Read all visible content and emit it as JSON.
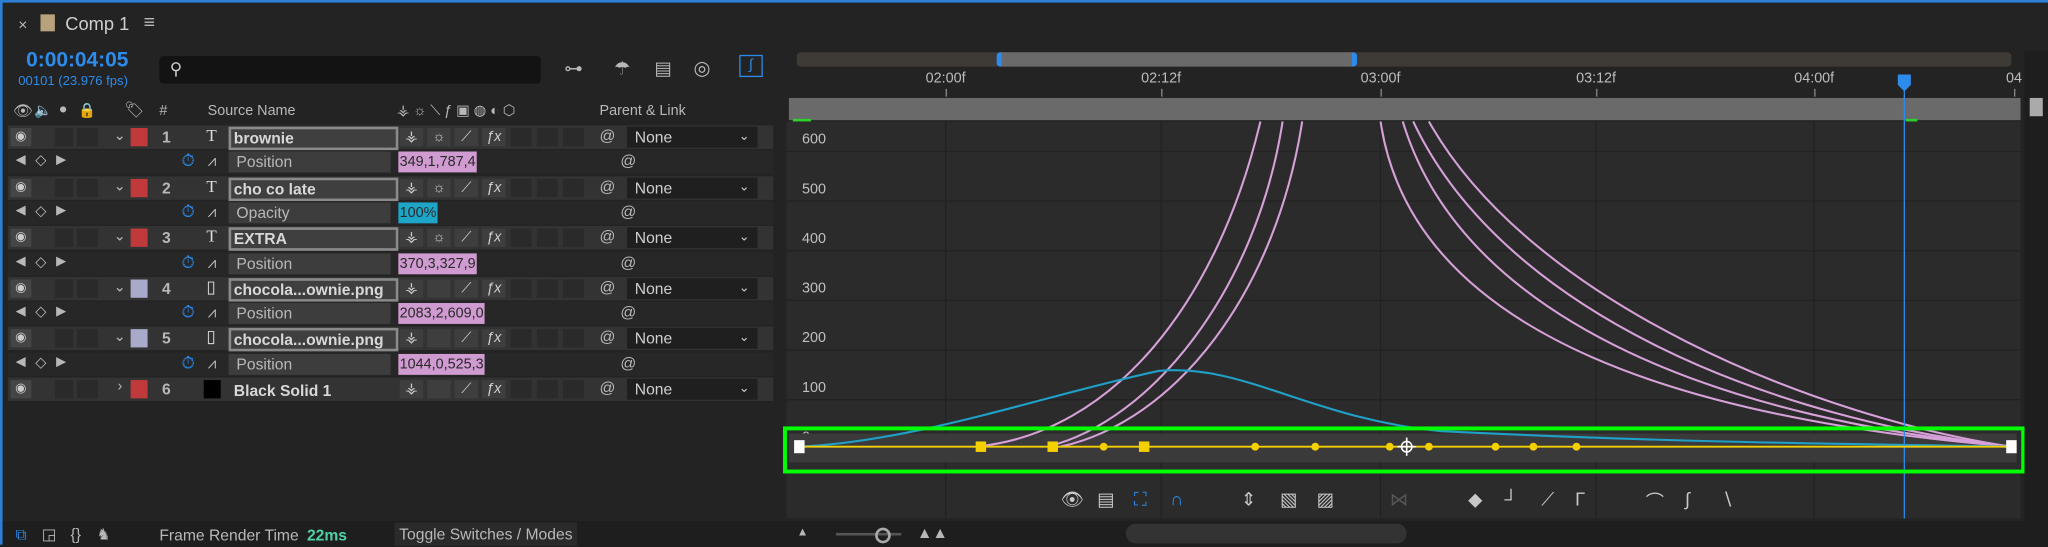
{
  "tab": {
    "close": "×",
    "title": "Comp 1",
    "menu": "≡",
    "swatch_color": "#b8a27c"
  },
  "timecode": "0:00:04:05",
  "frame_info": "00101 (23.976 fps)",
  "search": {
    "placeholder": ""
  },
  "columns": {
    "number": "#",
    "source_name": "Source Name",
    "parent_link": "Parent & Link"
  },
  "rows": [
    {
      "type": "layer",
      "num": "1",
      "name": "brownie",
      "kind": "text",
      "color": "#c0393b",
      "parent": "None",
      "outlined": true
    },
    {
      "type": "prop",
      "name": "Position",
      "value": "349,1,787,4",
      "value_color": "#cf9bd0"
    },
    {
      "type": "layer",
      "num": "2",
      "name": "cho co late",
      "kind": "text",
      "color": "#c0393b",
      "parent": "None",
      "outlined": true
    },
    {
      "type": "prop",
      "name": "Opacity",
      "value": "100%",
      "value_color": "#1ea6c9"
    },
    {
      "type": "layer",
      "num": "3",
      "name": "EXTRA",
      "kind": "text",
      "color": "#c0393b",
      "parent": "None",
      "outlined": true
    },
    {
      "type": "prop",
      "name": "Position",
      "value": "370,3,327,9",
      "value_color": "#cf9bd0"
    },
    {
      "type": "layer",
      "num": "4",
      "name": "chocola...ownie.png",
      "kind": "image",
      "color": "#a9a9c9",
      "parent": "None",
      "outlined": true
    },
    {
      "type": "prop",
      "name": "Position",
      "value": "2083,2,609,0",
      "value_color": "#cf9bd0"
    },
    {
      "type": "layer",
      "num": "5",
      "name": "chocola...ownie.png",
      "kind": "image",
      "color": "#a9a9c9",
      "parent": "None",
      "outlined": true
    },
    {
      "type": "prop",
      "name": "Position",
      "value": "1044,0,525,3",
      "value_color": "#cf9bd0"
    },
    {
      "type": "layer",
      "num": "6",
      "name": "Black Solid 1",
      "kind": "solid",
      "color": "#c0393b",
      "parent": "None",
      "outlined": false,
      "collapsed": true
    }
  ],
  "ruler": {
    "ticks": [
      "02:00f",
      "02:12f",
      "03:00f",
      "03:12f",
      "04:00f",
      "04"
    ]
  },
  "graph": {
    "value_labels": [
      "600",
      "500",
      "400",
      "300",
      "200",
      "100",
      "0"
    ],
    "curve_colors": {
      "position": "#d6a0d8",
      "opacity": "#1fa0c8",
      "keyframe": "#f5d000"
    },
    "highlight_color": "#00ff00"
  },
  "status": {
    "frame_render_label": "Frame Render Time",
    "frame_render_value": "22ms",
    "toggle": "Toggle Switches / Modes"
  }
}
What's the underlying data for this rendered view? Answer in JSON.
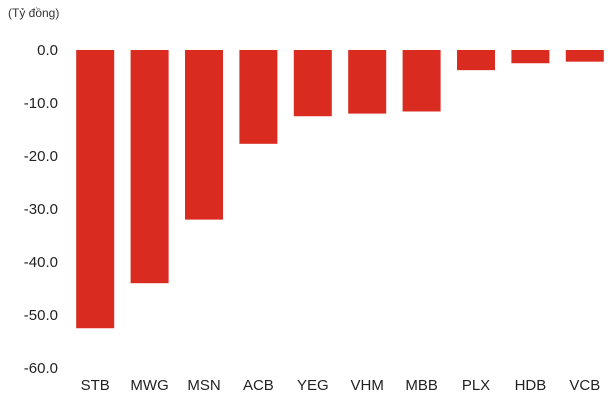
{
  "chart_data": {
    "type": "bar",
    "unit_label": "(Tỷ đồng)",
    "categories": [
      "STB",
      "MWG",
      "MSN",
      "ACB",
      "YEG",
      "VHM",
      "MBB",
      "PLX",
      "HDB",
      "VCB"
    ],
    "values": [
      -52.5,
      -44.0,
      -32.0,
      -17.7,
      -12.5,
      -12.0,
      -11.6,
      -3.8,
      -2.5,
      -2.2
    ],
    "y_ticks": [
      "0.0",
      "-10.0",
      "-20.0",
      "-30.0",
      "-40.0",
      "-50.0",
      "-60.0"
    ],
    "ylim": [
      -60,
      0
    ],
    "grid": false,
    "bar_color": "#d92b20"
  }
}
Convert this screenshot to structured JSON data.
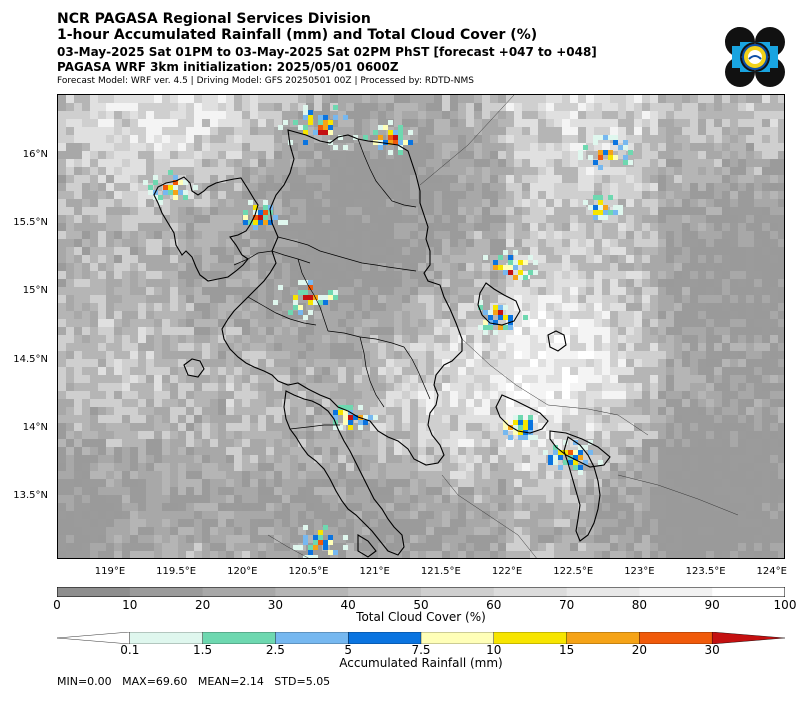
{
  "header": {
    "title": "NCR PAGASA Regional Services Division",
    "subtitle": "1-hour Accumulated Rainfall (mm) and Total Cloud Cover (%)",
    "valid_time": "03-May-2025 Sat 01PM to 03-May-2025 Sat 02PM PhST [forecast +047 to +048]",
    "init": "PAGASA WRF 3km initialization: 2025/05/01 0600Z",
    "model_info": "Forecast Model: WRF ver. 4.5 | Driving Model: GFS 20250501 00Z | Processed by: RDTD-NMS"
  },
  "map": {
    "lat_labels": [
      "16°N",
      "15.5°N",
      "15°N",
      "14.5°N",
      "14°N",
      "13.5°N"
    ],
    "lon_labels": [
      "119°E",
      "119.5°E",
      "120°E",
      "120.5°E",
      "121°E",
      "121.5°E",
      "122°E",
      "122.5°E",
      "123°E",
      "123.5°E",
      "124°E"
    ],
    "lat_values": [
      16,
      15.5,
      15,
      14.5,
      14,
      13.5
    ],
    "lon_values": [
      119,
      119.5,
      120,
      120.5,
      121,
      121.5,
      122,
      122.5,
      123,
      123.5,
      124
    ],
    "extent": {
      "lon_min": 118.6,
      "lon_max": 124.1,
      "lat_min": 13.05,
      "lat_max": 16.45
    }
  },
  "cloud_colorbar": {
    "title": "Total Cloud Cover (%)",
    "ticks": [
      "0",
      "10",
      "20",
      "30",
      "40",
      "50",
      "60",
      "70",
      "80",
      "90",
      "100"
    ],
    "colors": [
      "#8e8e8e",
      "#9b9b9b",
      "#a8a8a8",
      "#b5b5b5",
      "#c2c2c2",
      "#cfcfcf",
      "#dcdcdc",
      "#e8e8e8",
      "#f2f2f2",
      "#ffffff"
    ]
  },
  "rain_colorbar": {
    "title": "Accumulated Rainfall (mm)",
    "ticks": [
      "0.1",
      "1.5",
      "2.5",
      "5",
      "7.5",
      "10",
      "15",
      "20",
      "30"
    ],
    "colors": [
      "#ffffff",
      "#dff7ee",
      "#6ed8b0",
      "#76b8f0",
      "#0a74e0",
      "#ffffb8",
      "#f7e500",
      "#f5a317",
      "#f05a0a",
      "#c41010"
    ]
  },
  "stats": "MIN=0.00   MAX=69.60   MEAN=2.14   STD=5.05"
}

### Set task:
Report only how many lines in the listing contain the string "PAGASA".

### Answer to this exercise:
2